(Saved data entries)
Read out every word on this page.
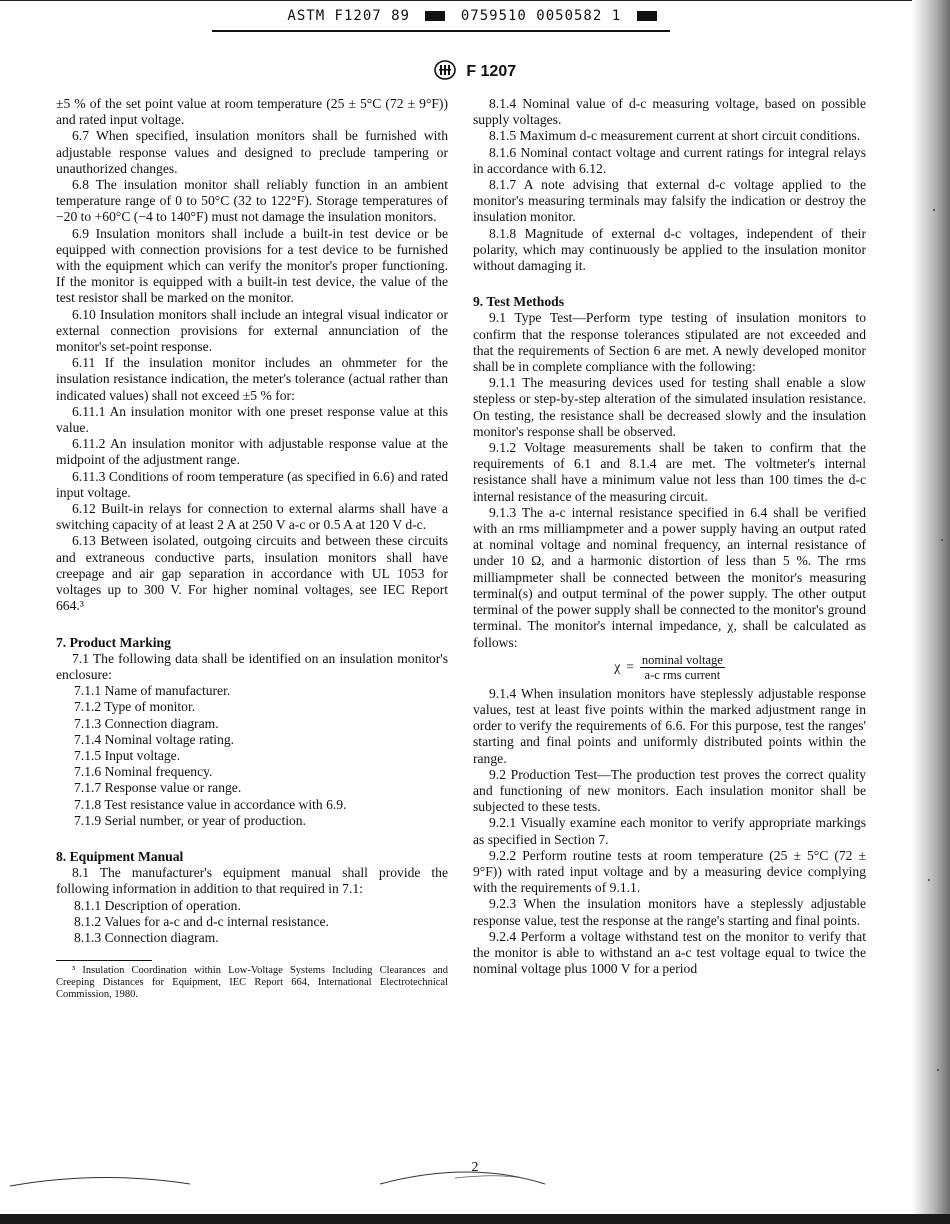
ASTM F1207 89	0759510 0050582 1
F 1207

±5 % of the set point value at room temperature (25 ± 5°C (72 ± 9°F)) and rated input voltage.

6.7 When specified, insulation monitors shall be furnished with adjustable response values and designed to preclude tampering or unauthorized changes.

6.8 The insulation monitor shall reliably function in an ambient temperature range of 0 to 50°C (32 to 122°F). Storage temperatures of −20 to +60°C (−4 to 140°F) must not damage the insulation monitors.

6.9 Insulation monitors shall include a built-in test device or be equipped with connection provisions for a test device to be furnished with the equipment which can verify the monitor's proper functioning. If the monitor is equipped with a built-in test device, the value of the test resistor shall be marked on the monitor.

6.10 Insulation monitors shall include an integral visual indicator or external connection provisions for external annunciation of the monitor's set-point response.

6.11 If the insulation monitor includes an ohmmeter for the insulation resistance indication, the meter's tolerance (actual rather than indicated values) shall not exceed ±5 % for:

6.11.1 An insulation monitor with one preset response value at this value.

6.11.2 An insulation monitor with adjustable response value at the midpoint of the adjustment range.

6.11.3 Conditions of room temperature (as specified in 6.6) and rated input voltage.

6.12 Built-in relays for connection to external alarms shall have a switching capacity of at least 2 A at 250 V a-c or 0.5 A at 120 V d-c.

6.13 Between isolated, outgoing circuits and between these circuits and extraneous conductive parts, insulation monitors shall have creepage and air gap separation in accordance with UL 1053 for voltages up to 300 V. For higher nominal voltages, see IEC Report 664.³

7. Product Marking

7.1 The following data shall be identified on an insulation monitor's enclosure:

7.1.1 Name of manufacturer.

7.1.2 Type of monitor.

7.1.3 Connection diagram.

7.1.4 Nominal voltage rating.

7.1.5 Input voltage.

7.1.6 Nominal frequency.

7.1.7 Response value or range.

7.1.8 Test resistance value in accordance with 6.9.

7.1.9 Serial number, or year of production.

8. Equipment Manual

8.1 The manufacturer's equipment manual shall provide the following information in addition to that required in 7.1:

8.1.1 Description of operation.

8.1.2 Values for a-c and d-c internal resistance.

8.1.3 Connection diagram.

³ Insulation Coordination within Low-Voltage Systems Including Clearances and Creeping Distances for Equipment, IEC Report 664, International Electrotechnical Commission, 1980.

8.1.4 Nominal value of d-c measuring voltage, based on possible supply voltages.

8.1.5 Maximum d-c measurement current at short circuit conditions.

8.1.6 Nominal contact voltage and current ratings for integral relays in accordance with 6.12.

8.1.7 A note advising that external d-c voltage applied to the monitor's measuring terminals may falsify the indication or destroy the insulation monitor.

8.1.8 Magnitude of external d-c voltages, independent of their polarity, which may continuously be applied to the insulation monitor without damaging it.

9. Test Methods

9.1 Type Test—Perform type testing of insulation monitors to confirm that the response tolerances stipulated are not exceeded and that the requirements of Section 6 are met. A newly developed monitor shall be in complete compliance with the following:

9.1.1 The measuring devices used for testing shall enable a slow stepless or step-by-step alteration of the simulated insulation resistance. On testing, the resistance shall be decreased slowly and the insulation monitor's response shall be observed.

9.1.2 Voltage measurements shall be taken to confirm that the requirements of 6.1 and 8.1.4 are met. The voltmeter's internal resistance shall have a minimum value not less than 100 times the d-c internal resistance of the measuring circuit.

9.1.3 The a-c internal resistance specified in 6.4 shall be verified with an rms milliampmeter and a power supply having an output rated at nominal voltage and nominal frequency, an internal resistance of under 10 Ω, and a harmonic distortion of less than 5 %. The rms milliampmeter shall be connected between the monitor's measuring terminal(s) and output terminal of the power supply. The other output terminal of the power supply shall be connected to the monitor's ground terminal. The monitor's internal impedance, χ, shall be calculated as follows:

$\chi = \frac{\text{nominal voltage}}{\text{a-c rms current}}$

9.1.4 When insulation monitors have steplessly adjustable response values, test at least five points within the marked adjustment range in order to verify the requirements of 6.6. For this purpose, test the ranges' starting and final points and uniformly distributed points within the range.

9.2 Production Test—The production test proves the correct quality and functioning of new monitors. Each insulation monitor shall be subjected to these tests.

9.2.1 Visually examine each monitor to verify appropriate markings as specified in Section 7.

9.2.2 Perform routine tests at room temperature (25 ± 5°C (72 ± 9°F)) with rated input voltage and by a measuring device complying with the requirements of 9.1.1.

9.2.3 When the insulation monitors have a steplessly adjustable response value, test the response at the range's starting and final points.

9.2.4 Perform a voltage withstand test on the monitor to verify that the monitor is able to withstand an a-c test voltage equal to twice the nominal voltage plus 1000 V for a period

2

▶ **Written request**: Give the entries again without a single change, but with no pictures.

▶ **Final answer**:
Read out every word on this page.
ASTM F1207 89	0759510 0050582 1
F 1207

±5 % of the set point value at room temperature (25 ± 5°C (72 ± 9°F)) and rated input voltage.

6.7 When specified, insulation monitors shall be furnished with adjustable response values and designed to preclude tampering or unauthorized changes.

6.8 The insulation monitor shall reliably function in an ambient temperature range of 0 to 50°C (32 to 122°F). Storage temperatures of −20 to +60°C (−4 to 140°F) must not damage the insulation monitors.

6.9 Insulation monitors shall include a built-in test device or be equipped with connection provisions for a test device to be furnished with the equipment which can verify the monitor's proper functioning. If the monitor is equipped with a built-in test device, the value of the test resistor shall be marked on the monitor.

6.10 Insulation monitors shall include an integral visual indicator or external connection provisions for external annunciation of the monitor's set-point response.

6.11 If the insulation monitor includes an ohmmeter for the insulation resistance indication, the meter's tolerance (actual rather than indicated values) shall not exceed ±5 % for:

6.11.1 An insulation monitor with one preset response value at this value.

6.11.2 An insulation monitor with adjustable response value at the midpoint of the adjustment range.

6.11.3 Conditions of room temperature (as specified in 6.6) and rated input voltage.

6.12 Built-in relays for connection to external alarms shall have a switching capacity of at least 2 A at 250 V a-c or 0.5 A at 120 V d-c.

6.13 Between isolated, outgoing circuits and between these circuits and extraneous conductive parts, insulation monitors shall have creepage and air gap separation in accordance with UL 1053 for voltages up to 300 V. For higher nominal voltages, see IEC Report 664.³

7. Product Marking

7.1 The following data shall be identified on an insulation monitor's enclosure:

7.1.1 Name of manufacturer.

7.1.2 Type of monitor.

7.1.3 Connection diagram.

7.1.4 Nominal voltage rating.

7.1.5 Input voltage.

7.1.6 Nominal frequency.

7.1.7 Response value or range.

7.1.8 Test resistance value in accordance with 6.9.

7.1.9 Serial number, or year of production.

8. Equipment Manual

8.1 The manufacturer's equipment manual shall provide the following information in addition to that required in 7.1:

8.1.1 Description of operation.

8.1.2 Values for a-c and d-c internal resistance.

8.1.3 Connection diagram.

³ Insulation Coordination within Low-Voltage Systems Including Clearances and Creeping Distances for Equipment, IEC Report 664, International Electrotechnical Commission, 1980.

8.1.4 Nominal value of d-c measuring voltage, based on possible supply voltages.

8.1.5 Maximum d-c measurement current at short circuit conditions.

8.1.6 Nominal contact voltage and current ratings for integral relays in accordance with 6.12.

8.1.7 A note advising that external d-c voltage applied to the monitor's measuring terminals may falsify the indication or destroy the insulation monitor.

8.1.8 Magnitude of external d-c voltages, independent of their polarity, which may continuously be applied to the insulation monitor without damaging it.

9. Test Methods

9.1 Type Test—Perform type testing of insulation monitors to confirm that the response tolerances stipulated are not exceeded and that the requirements of Section 6 are met. A newly developed monitor shall be in complete compliance with the following:

9.1.1 The measuring devices used for testing shall enable a slow stepless or step-by-step alteration of the simulated insulation resistance. On testing, the resistance shall be decreased slowly and the insulation monitor's response shall be observed.

9.1.2 Voltage measurements shall be taken to confirm that the requirements of 6.1 and 8.1.4 are met. The voltmeter's internal resistance shall have a minimum value not less than 100 times the d-c internal resistance of the measuring circuit.

9.1.3 The a-c internal resistance specified in 6.4 shall be verified with an rms milliampmeter and a power supply having an output rated at nominal voltage and nominal frequency, an internal resistance of under 10 Ω, and a harmonic distortion of less than 5 %. The rms milliampmeter shall be connected between the monitor's measuring terminal(s) and output terminal of the power supply. The other output terminal of the power supply shall be connected to the monitor's ground terminal. The monitor's internal impedance, χ, shall be calculated as follows:

$\chi = \frac{\text{nominal voltage}}{\text{a-c rms current}}$

9.1.4 When insulation monitors have steplessly adjustable response values, test at least five points within the marked adjustment range in order to verify the requirements of 6.6. For this purpose, test the ranges' starting and final points and uniformly distributed points within the range.

9.2 Production Test—The production test proves the correct quality and functioning of new monitors. Each insulation monitor shall be subjected to these tests.

9.2.1 Visually examine each monitor to verify appropriate markings as specified in Section 7.

9.2.2 Perform routine tests at room temperature (25 ± 5°C (72 ± 9°F)) with rated input voltage and by a measuring device complying with the requirements of 9.1.1.

9.2.3 When the insulation monitors have a steplessly adjustable response value, test the response at the range's starting and final points.

9.2.4 Perform a voltage withstand test on the monitor to verify that the monitor is able to withstand an a-c test voltage equal to twice the nominal voltage plus 1000 V for a period

2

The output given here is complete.